* Data in this exercise *

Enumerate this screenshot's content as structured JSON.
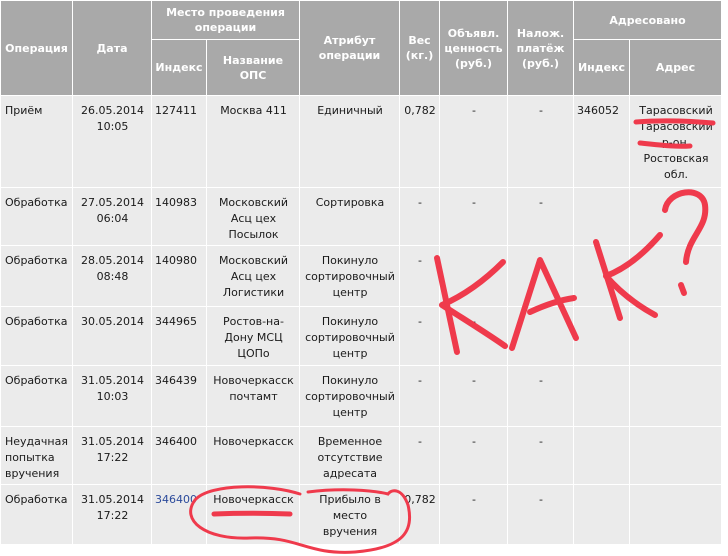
{
  "headers": {
    "operation": "Операция",
    "date": "Дата",
    "place": "Место проведения операции",
    "place_index": "Индекс",
    "place_name": "Название ОПС",
    "attribute": "Атрибут операции",
    "weight": "Вес (кг.)",
    "declared_value": "Объявл. ценность (руб.)",
    "cod": "Налож. платёж (руб.)",
    "addressed": "Адресовано",
    "addr_index": "Индекс",
    "addr_address": "Адрес"
  },
  "rows": [
    {
      "operation": "Приём",
      "date": "26.05.2014\n10:05",
      "index": "127411",
      "name": "Москва 411",
      "attribute": "Единичный",
      "weight": "0,782",
      "declared": "-",
      "cod": "-",
      "addr_index": "346052",
      "addr": "Тарасовский\nТарасовский\nр-он,\nРостовская\nобл."
    },
    {
      "operation": "Обработка",
      "date": "27.05.2014\n06:04",
      "index": "140983",
      "name": "Московский\nАсц цех\nПосылок",
      "attribute": "Сортировка",
      "weight": "-",
      "declared": "-",
      "cod": "-",
      "addr_index": "",
      "addr": ""
    },
    {
      "operation": "Обработка",
      "date": "28.05.2014\n08:48",
      "index": "140980",
      "name": "Московский\nАсц цех\nЛогистики",
      "attribute": "Покинуло\nсортировочный\nцентр",
      "weight": "-",
      "declared": "",
      "cod": "",
      "addr_index": "",
      "addr": ""
    },
    {
      "operation": "Обработка",
      "date": "30.05.2014",
      "index": "344965",
      "name": "Ростов-на-\nДону МСЦ\nЦОПо",
      "attribute": "Покинуло\nсортировочный\nцентр",
      "weight": "-",
      "declared": "-",
      "cod": "",
      "addr_index": "",
      "addr": ""
    },
    {
      "operation": "Обработка",
      "date": "31.05.2014\n10:03",
      "index": "346439",
      "name": "Новочеркасск\nпочтамт",
      "attribute": "Покинуло\nсортировочный\nцентр",
      "weight": "-",
      "declared": "-",
      "cod": "-",
      "addr_index": "",
      "addr": ""
    },
    {
      "operation": "Неудачная\nпопытка\nвручения",
      "date": "31.05.2014\n17:22",
      "index": "346400",
      "name": "Новочеркасск",
      "attribute": "Временное\nотсутствие\nадресата",
      "weight": "-",
      "declared": "-",
      "cod": "-",
      "addr_index": "",
      "addr": ""
    },
    {
      "operation": "Обработка",
      "date": "31.05.2014\n17:22",
      "index": "346400",
      "name": "Новочеркасск",
      "attribute": "Прибыло в\nместо\nвручения",
      "weight": "0,782",
      "declared": "-",
      "cod": "-",
      "addr_index": "",
      "addr": ""
    }
  ],
  "annotation": {
    "handwritten_text": "КАК?",
    "ink_color": "#ef3a4c"
  }
}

* Instructions to follow *
Above are some records. Report the number of their lines that include "date", and add nothing else.

* Response *
8